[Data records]
•••••

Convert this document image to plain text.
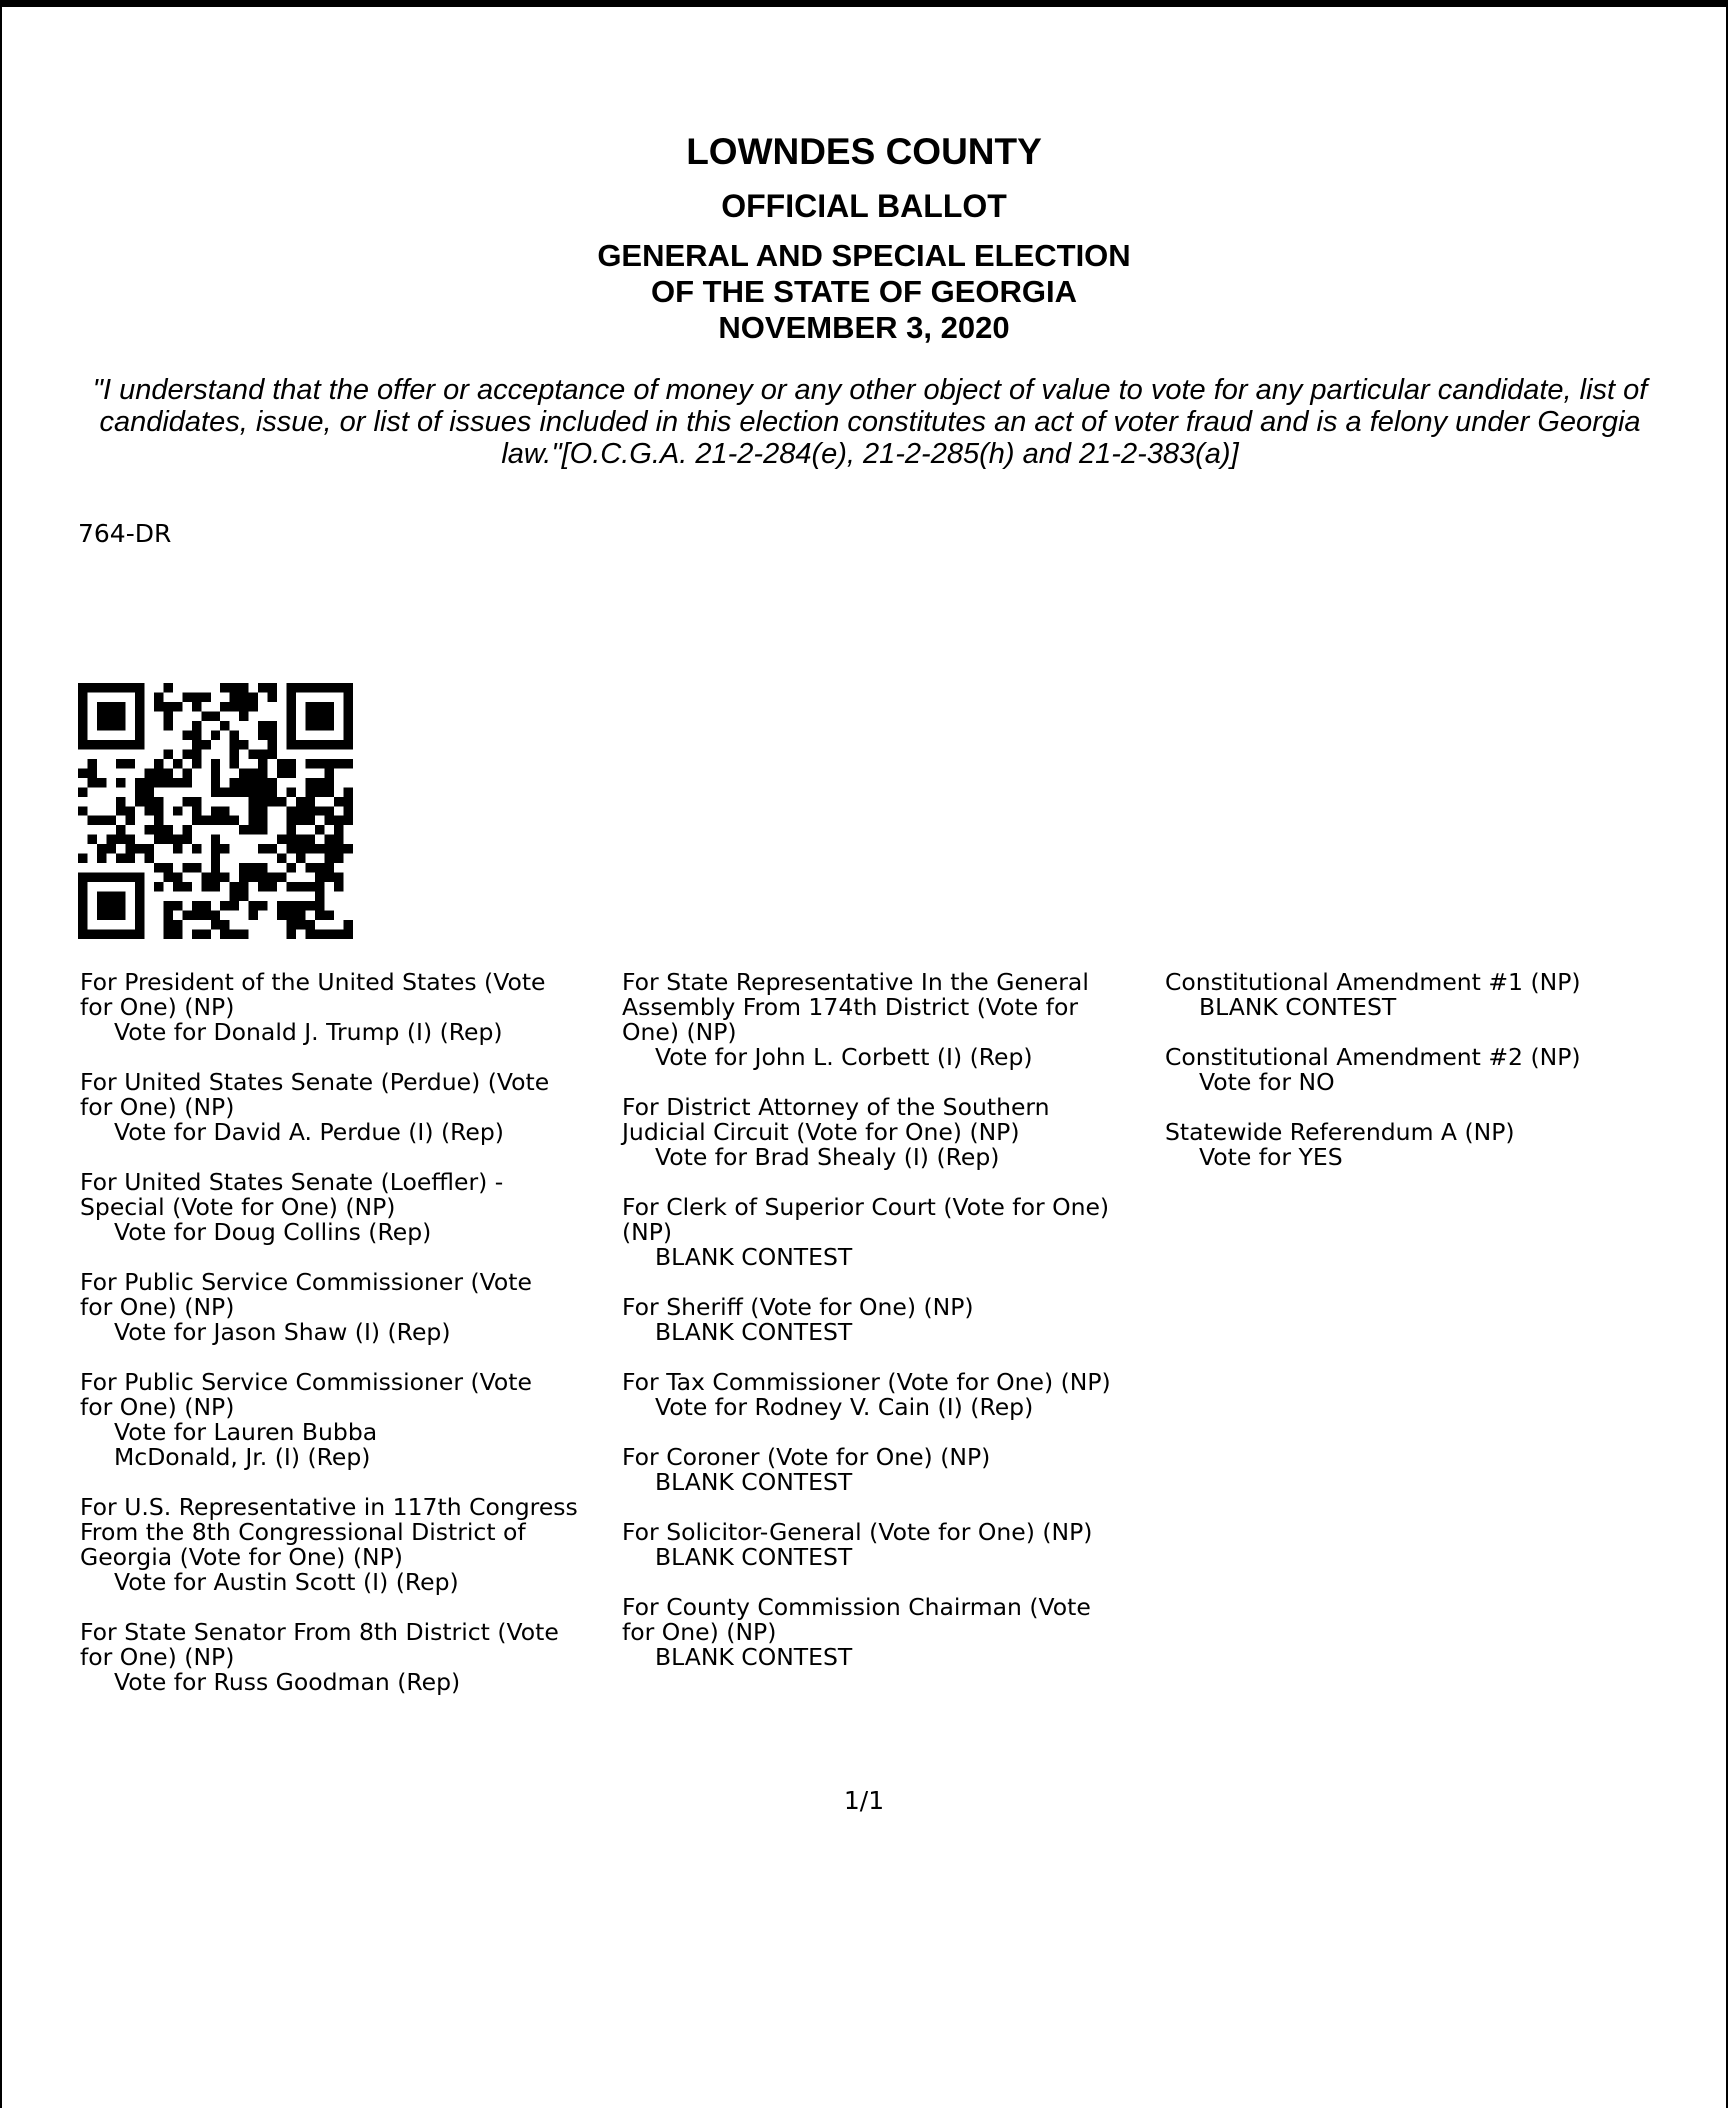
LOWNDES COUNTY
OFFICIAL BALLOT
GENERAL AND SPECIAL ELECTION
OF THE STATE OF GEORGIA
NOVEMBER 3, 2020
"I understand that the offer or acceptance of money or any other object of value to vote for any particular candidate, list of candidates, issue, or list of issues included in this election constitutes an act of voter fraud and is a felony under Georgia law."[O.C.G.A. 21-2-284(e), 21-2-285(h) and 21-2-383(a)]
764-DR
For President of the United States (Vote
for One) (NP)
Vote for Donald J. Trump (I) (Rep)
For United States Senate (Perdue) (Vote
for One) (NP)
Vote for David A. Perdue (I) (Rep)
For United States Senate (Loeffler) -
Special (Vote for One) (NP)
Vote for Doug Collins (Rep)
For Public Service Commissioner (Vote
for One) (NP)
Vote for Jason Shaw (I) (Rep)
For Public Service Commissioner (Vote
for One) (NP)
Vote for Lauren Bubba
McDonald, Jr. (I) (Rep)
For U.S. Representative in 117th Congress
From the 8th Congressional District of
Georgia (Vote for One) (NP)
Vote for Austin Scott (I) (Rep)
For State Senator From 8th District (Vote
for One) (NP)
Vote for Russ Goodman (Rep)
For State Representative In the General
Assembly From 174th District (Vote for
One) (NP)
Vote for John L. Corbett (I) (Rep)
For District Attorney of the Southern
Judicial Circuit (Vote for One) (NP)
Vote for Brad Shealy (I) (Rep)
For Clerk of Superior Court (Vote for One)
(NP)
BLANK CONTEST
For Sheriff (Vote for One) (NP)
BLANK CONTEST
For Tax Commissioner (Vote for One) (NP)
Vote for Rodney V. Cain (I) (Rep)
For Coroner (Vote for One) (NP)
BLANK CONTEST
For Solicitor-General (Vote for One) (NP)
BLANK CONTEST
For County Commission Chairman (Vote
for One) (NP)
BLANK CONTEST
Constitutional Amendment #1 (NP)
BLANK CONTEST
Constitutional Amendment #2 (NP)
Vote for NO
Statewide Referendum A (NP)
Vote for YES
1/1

•••••

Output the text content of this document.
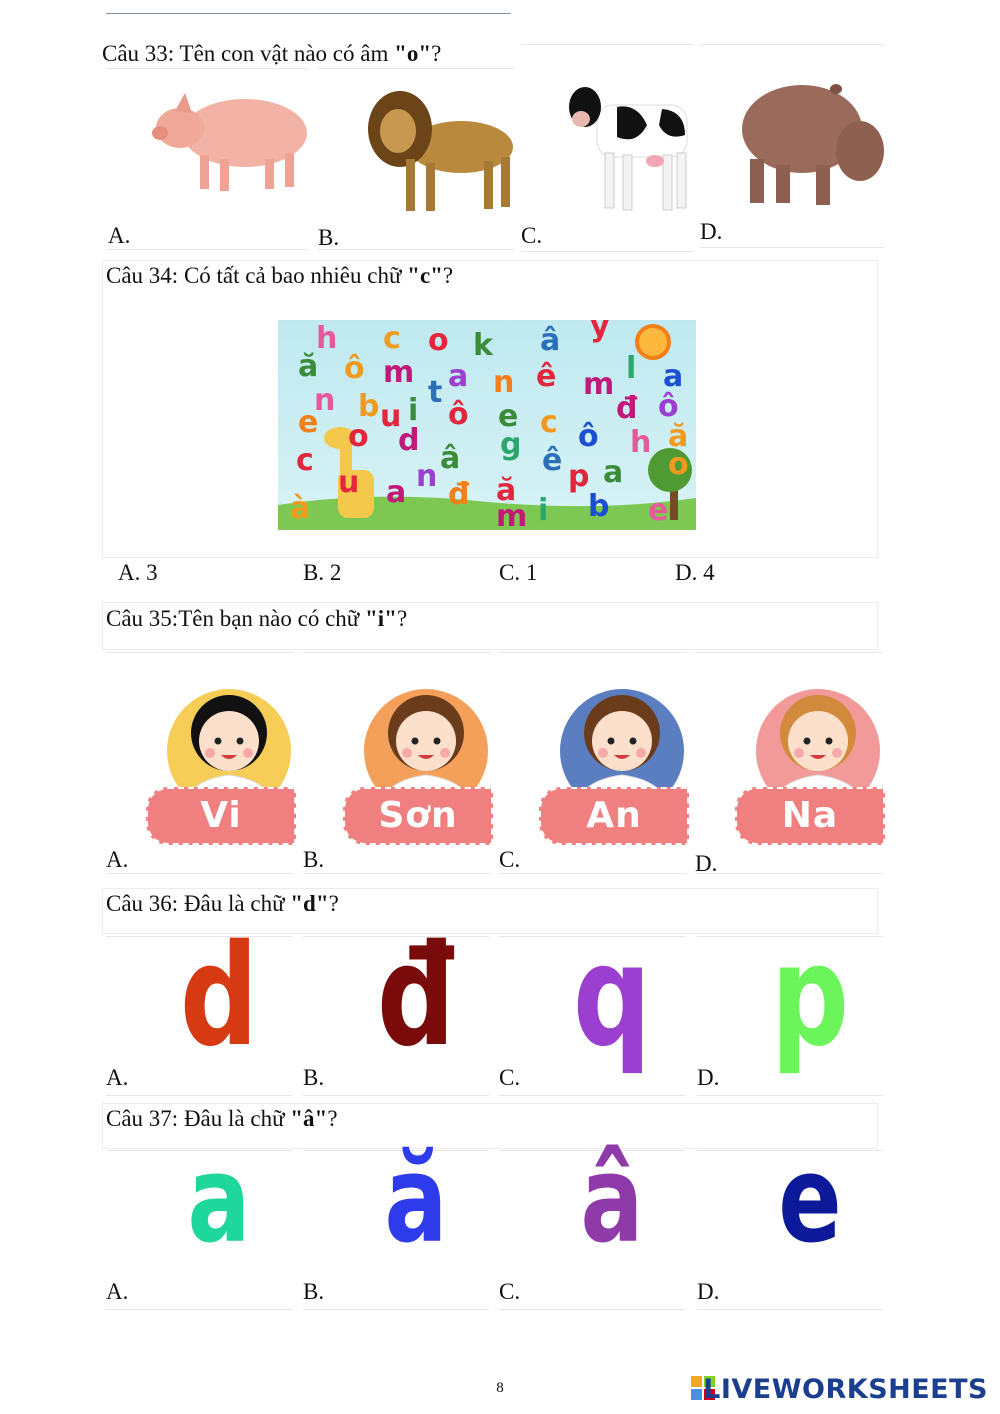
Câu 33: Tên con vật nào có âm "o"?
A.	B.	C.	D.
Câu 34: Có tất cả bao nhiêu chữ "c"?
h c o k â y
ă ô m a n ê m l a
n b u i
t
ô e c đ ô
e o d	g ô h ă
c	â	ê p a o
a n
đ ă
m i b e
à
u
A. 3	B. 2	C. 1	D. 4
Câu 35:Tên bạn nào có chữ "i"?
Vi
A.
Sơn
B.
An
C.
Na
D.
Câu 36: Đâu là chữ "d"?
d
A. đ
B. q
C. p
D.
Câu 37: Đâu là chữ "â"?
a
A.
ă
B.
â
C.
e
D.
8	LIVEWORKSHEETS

•••••

Lines containing the string "Representative" should be counted; reply with their number and nothing more.

2